**The exercise:** Make an exact copy of the entries below.

**Data rows:**
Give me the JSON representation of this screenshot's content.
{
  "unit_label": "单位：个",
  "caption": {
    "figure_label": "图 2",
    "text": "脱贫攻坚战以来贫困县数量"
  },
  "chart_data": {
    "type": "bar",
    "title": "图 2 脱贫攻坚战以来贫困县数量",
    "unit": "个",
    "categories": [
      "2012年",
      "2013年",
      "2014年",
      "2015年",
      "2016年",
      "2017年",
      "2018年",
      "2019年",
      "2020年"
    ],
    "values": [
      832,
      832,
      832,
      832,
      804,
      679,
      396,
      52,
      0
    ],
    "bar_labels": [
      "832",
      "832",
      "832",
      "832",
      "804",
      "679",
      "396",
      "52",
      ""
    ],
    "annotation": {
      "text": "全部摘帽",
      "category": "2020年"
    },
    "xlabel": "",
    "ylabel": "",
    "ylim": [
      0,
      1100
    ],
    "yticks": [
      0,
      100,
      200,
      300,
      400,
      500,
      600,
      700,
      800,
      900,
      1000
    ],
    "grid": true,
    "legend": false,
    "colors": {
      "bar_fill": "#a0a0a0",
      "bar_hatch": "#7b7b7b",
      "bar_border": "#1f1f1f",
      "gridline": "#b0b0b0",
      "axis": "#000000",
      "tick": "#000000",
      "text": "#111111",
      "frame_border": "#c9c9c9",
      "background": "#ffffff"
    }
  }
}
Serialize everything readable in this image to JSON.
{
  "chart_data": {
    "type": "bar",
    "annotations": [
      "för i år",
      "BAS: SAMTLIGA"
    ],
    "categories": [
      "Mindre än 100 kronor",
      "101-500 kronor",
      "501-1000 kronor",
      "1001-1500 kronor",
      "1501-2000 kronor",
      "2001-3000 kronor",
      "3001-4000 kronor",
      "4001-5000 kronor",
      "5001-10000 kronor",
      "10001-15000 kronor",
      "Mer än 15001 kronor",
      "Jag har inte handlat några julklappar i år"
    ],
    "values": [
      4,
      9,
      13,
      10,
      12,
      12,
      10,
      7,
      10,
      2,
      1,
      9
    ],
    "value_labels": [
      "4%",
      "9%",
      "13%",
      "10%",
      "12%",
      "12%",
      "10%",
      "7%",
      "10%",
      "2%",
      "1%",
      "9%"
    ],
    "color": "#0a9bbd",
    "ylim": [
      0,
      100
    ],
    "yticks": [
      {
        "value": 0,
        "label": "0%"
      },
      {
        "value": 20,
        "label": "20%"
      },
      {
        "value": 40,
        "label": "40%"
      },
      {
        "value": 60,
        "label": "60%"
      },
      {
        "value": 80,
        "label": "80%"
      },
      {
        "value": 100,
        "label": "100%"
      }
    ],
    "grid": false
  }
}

**Completed task:**
Give me the JSON representation of this screenshot's content.
{
  "unit_label": "单位：个",
  "caption": {
    "figure_label": "图 2",
    "text": "脱贫攻坚战以来贫困县数量"
  },
  "chart_data": {
    "type": "bar",
    "title": "图 2 脱贫攻坚战以来贫困县数量",
    "unit": "个",
    "categories": [
      "2012年",
      "2013年",
      "2014年",
      "2015年",
      "2016年",
      "2017年",
      "2018年",
      "2019年",
      "2020年"
    ],
    "values": [
      832,
      832,
      832,
      832,
      804,
      679,
      396,
      52,
      0
    ],
    "bar_labels": [
      "832",
      "832",
      "832",
      "832",
      "804",
      "679",
      "396",
      "52",
      ""
    ],
    "annotation": {
      "text": "全部摘帽",
      "category": "2020年"
    },
    "xlabel": "",
    "ylabel": "",
    "ylim": [
      0,
      1100
    ],
    "yticks": [
      0,
      100,
      200,
      300,
      400,
      500,
      600,
      700,
      800,
      900,
      1000
    ],
    "grid": true,
    "legend": false,
    "colors": {
      "bar_fill": "#a0a0a0",
      "bar_hatch": "#7b7b7b",
      "bar_border": "#1f1f1f",
      "gridline": "#b0b0b0",
      "axis": "#000000",
      "tick": "#000000",
      "text": "#111111",
      "frame_border": "#c9c9c9",
      "background": "#ffffff"
    }
  }
}
Serialize everything readable in this image to JSON.
{
  "chart_data": {
    "type": "bar",
    "annotations": [
      "för i år",
      "BAS: SAMTLIGA"
    ],
    "categories": [
      "Mindre än 100 kronor",
      "101-500 kronor",
      "501-1000 kronor",
      "1001-1500 kronor",
      "1501-2000 kronor",
      "2001-3000 kronor",
      "3001-4000 kronor",
      "4001-5000 kronor",
      "5001-10000 kronor",
      "10001-15000 kronor",
      "Mer än 15001 kronor",
      "Jag har inte handlat några julklappar i år"
    ],
    "values": [
      4,
      9,
      13,
      10,
      12,
      12,
      10,
      7,
      10,
      2,
      1,
      9
    ],
    "value_labels": [
      "4%",
      "9%",
      "13%",
      "10%",
      "12%",
      "12%",
      "10%",
      "7%",
      "10%",
      "2%",
      "1%",
      "9%"
    ],
    "color": "#0a9bbd",
    "ylim": [
      0,
      100
    ],
    "yticks": [
      {
        "value": 0,
        "label": "0%"
      },
      {
        "value": 20,
        "label": "20%"
      },
      {
        "value": 40,
        "label": "40%"
      },
      {
        "value": 60,
        "label": "60%"
      },
      {
        "value": 80,
        "label": "80%"
      },
      {
        "value": 100,
        "label": "100%"
      }
    ],
    "grid": false
  }
}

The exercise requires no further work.